- REQUIREMENT -
Work out the number of lines with the word "fyrsti" in the material below, then reply with that number only.

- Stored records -
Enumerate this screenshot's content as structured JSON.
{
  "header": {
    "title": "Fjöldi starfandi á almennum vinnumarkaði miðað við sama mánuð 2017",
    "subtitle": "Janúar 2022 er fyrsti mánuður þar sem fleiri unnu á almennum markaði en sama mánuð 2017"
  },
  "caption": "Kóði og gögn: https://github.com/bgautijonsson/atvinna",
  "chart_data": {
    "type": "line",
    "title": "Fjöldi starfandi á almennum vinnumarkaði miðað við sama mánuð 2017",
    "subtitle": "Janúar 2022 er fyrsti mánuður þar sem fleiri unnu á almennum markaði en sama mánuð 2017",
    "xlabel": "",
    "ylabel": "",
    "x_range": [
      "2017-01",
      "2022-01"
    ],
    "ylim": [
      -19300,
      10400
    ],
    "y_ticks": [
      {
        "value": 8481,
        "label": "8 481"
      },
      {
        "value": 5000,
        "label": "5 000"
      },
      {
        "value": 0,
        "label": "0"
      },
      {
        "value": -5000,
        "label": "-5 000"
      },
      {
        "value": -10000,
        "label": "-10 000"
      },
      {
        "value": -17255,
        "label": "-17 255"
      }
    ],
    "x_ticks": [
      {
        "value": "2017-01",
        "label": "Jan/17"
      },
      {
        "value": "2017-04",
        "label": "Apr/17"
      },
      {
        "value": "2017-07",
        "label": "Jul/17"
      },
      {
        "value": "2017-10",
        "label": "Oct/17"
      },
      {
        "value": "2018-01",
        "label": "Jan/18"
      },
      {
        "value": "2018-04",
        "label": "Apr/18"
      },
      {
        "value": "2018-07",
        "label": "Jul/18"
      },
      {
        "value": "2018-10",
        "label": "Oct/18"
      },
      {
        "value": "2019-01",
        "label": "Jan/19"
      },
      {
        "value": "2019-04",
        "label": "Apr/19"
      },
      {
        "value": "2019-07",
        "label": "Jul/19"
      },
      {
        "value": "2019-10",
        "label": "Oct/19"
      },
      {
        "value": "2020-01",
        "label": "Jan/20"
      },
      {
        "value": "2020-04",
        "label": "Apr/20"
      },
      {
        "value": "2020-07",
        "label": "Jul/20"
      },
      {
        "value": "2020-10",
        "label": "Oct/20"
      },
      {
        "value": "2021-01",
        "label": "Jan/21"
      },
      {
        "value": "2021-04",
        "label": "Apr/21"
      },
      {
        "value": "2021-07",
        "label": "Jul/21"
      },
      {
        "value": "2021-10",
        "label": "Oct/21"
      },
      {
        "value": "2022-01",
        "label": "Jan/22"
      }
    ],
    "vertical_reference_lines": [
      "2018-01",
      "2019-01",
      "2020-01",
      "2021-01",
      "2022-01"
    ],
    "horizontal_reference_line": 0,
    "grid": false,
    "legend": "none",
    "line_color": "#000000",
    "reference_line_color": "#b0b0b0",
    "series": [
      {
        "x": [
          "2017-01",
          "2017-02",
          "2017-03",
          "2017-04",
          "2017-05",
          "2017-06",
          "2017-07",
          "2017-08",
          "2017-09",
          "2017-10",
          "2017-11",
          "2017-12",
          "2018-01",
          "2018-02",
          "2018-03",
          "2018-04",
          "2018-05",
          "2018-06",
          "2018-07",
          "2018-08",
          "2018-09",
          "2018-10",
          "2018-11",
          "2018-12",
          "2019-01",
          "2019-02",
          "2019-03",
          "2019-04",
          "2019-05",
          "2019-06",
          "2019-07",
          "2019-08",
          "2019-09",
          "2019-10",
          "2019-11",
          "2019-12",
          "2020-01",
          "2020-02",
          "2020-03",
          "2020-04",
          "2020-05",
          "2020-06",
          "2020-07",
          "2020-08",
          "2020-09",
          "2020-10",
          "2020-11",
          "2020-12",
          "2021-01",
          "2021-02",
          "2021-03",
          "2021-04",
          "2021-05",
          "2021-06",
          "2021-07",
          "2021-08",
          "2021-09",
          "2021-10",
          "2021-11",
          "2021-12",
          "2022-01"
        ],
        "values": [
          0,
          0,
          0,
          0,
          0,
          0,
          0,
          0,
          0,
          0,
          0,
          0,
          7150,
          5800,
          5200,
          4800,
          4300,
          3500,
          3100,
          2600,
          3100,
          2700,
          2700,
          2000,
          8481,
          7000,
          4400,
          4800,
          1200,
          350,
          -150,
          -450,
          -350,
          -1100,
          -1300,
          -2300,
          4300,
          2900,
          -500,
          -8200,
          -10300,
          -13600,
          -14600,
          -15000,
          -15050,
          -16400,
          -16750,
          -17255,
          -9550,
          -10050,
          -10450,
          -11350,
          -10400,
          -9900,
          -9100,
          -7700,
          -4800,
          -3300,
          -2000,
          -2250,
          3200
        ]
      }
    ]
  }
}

- FULL RESPONSE -
2